Problem to work on
Print the entries verbatim, leaving out the images they contain.

-*-

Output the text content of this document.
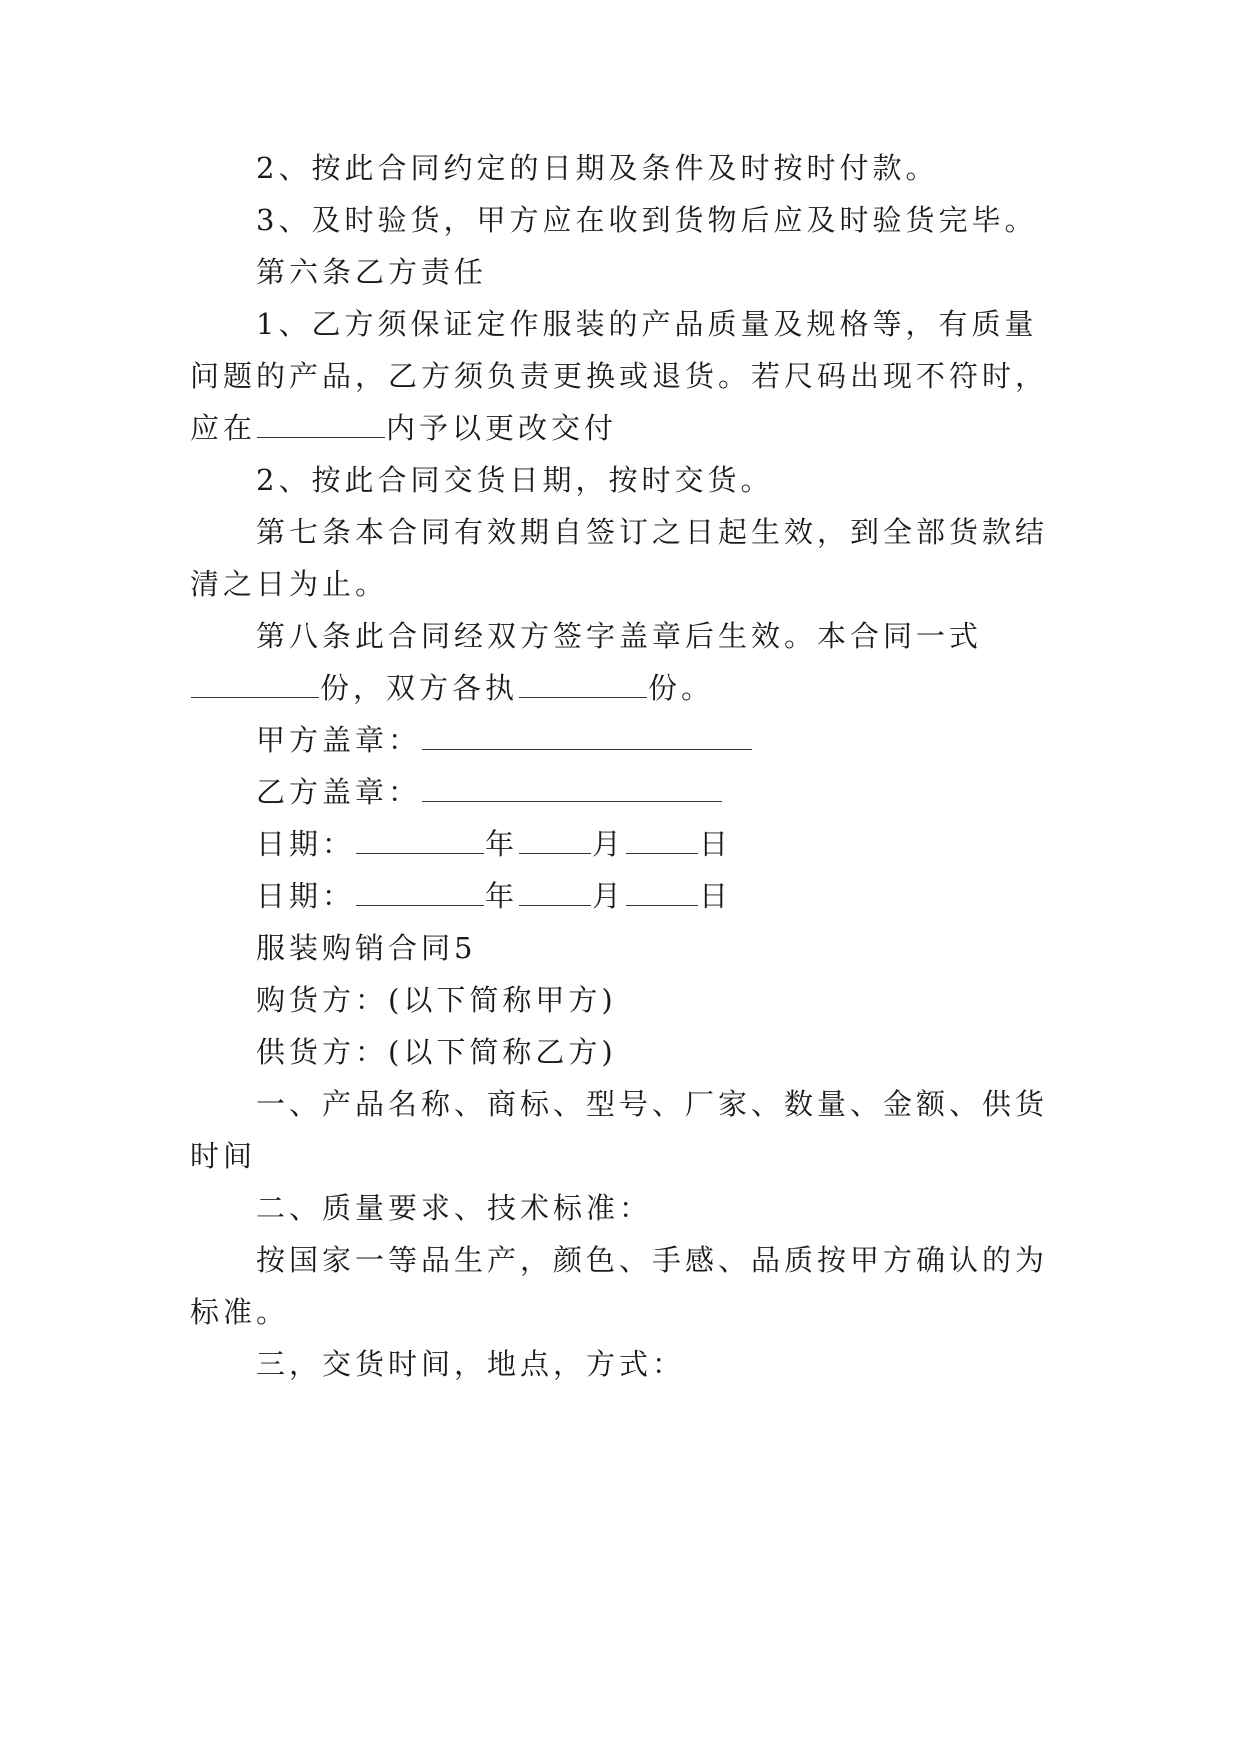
2、按此合同约定的日期及条件及时按时付款。
3、及时验货，甲方应在收到货物后应及时验货完毕。
第六条乙方责任
1、乙方须保证定作服装的产品质量及规格等，有质量
问题的产品，乙方须负责更换或退货。若尺码出现不符时，
应在	内予以更改交付
2、按此合同交货日期，按时交货。
第七条本合同有效期自签订之日起生效，到全部货款结
清之日为止。
第八条此合同经双方签字盖章后生效。本合同一式
份，双方各执	份。
甲方盖章：
乙方盖章：
日期：	年	月	日
日期：	年	月	日
服装购销合同5
购货方：(以下简称甲方)
供货方：(以下简称乙方)
一、产品名称、商标、型号、厂家、数量、金额、供货
时间
二、质量要求、技术标准：
按国家一等品生产，颜色、手感、品质按甲方确认的为
标准。
三，交货时间，地点，方式：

-*-

Complete response
Output the text content of this document.
2、按此合同约定的日期及条件及时按时付款。
3、及时验货，甲方应在收到货物后应及时验货完毕。
第六条乙方责任
1、乙方须保证定作服装的产品质量及规格等，有质量
问题的产品，乙方须负责更换或退货。若尺码出现不符时，
应在	内予以更改交付
2、按此合同交货日期，按时交货。
第七条本合同有效期自签订之日起生效，到全部货款结
清之日为止。
第八条此合同经双方签字盖章后生效。本合同一式
份，双方各执	份。
甲方盖章：
乙方盖章：
日期：	年	月	日
日期：	年	月	日
服装购销合同5
购货方：(以下简称甲方)
供货方：(以下简称乙方)
一、产品名称、商标、型号、厂家、数量、金额、供货
时间
二、质量要求、技术标准：
按国家一等品生产，颜色、手感、品质按甲方确认的为
标准。
三，交货时间，地点，方式：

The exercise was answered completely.